### Aim
Every entry that follows should be repeated exactly; drop the images.

### Dataset
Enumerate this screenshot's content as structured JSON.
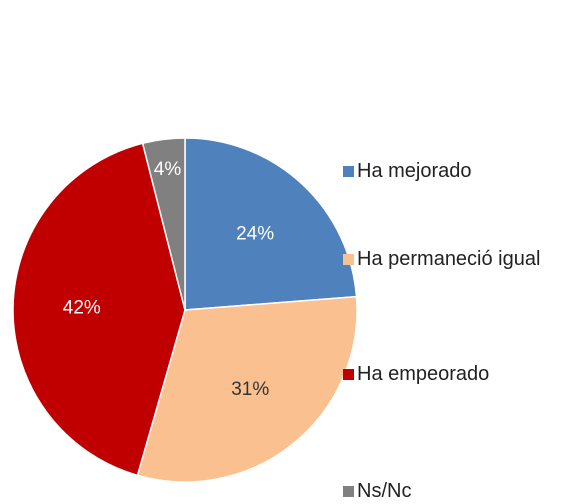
{
  "chart_data": {
    "type": "pie",
    "categories": [
      "Ha mejorado",
      "Ha permaneció igual",
      "Ha empeorado",
      "Ns/Nc"
    ],
    "values": [
      24,
      31,
      42,
      4
    ],
    "value_labels": [
      "24%",
      "31%",
      "42%",
      "4%"
    ],
    "colors": [
      "#4f81bd",
      "#fac090",
      "#c00000",
      "#808080"
    ],
    "legend": "right"
  }
}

### Response to this exercise
Enumerate this screenshot's content as structured JSON.
{
  "chart_data": {
    "type": "pie",
    "categories": [
      "Ha mejorado",
      "Ha permaneció igual",
      "Ha empeorado",
      "Ns/Nc"
    ],
    "values": [
      24,
      31,
      42,
      4
    ],
    "value_labels": [
      "24%",
      "31%",
      "42%",
      "4%"
    ],
    "colors": [
      "#4f81bd",
      "#fac090",
      "#c00000",
      "#808080"
    ],
    "legend": "right"
  }
}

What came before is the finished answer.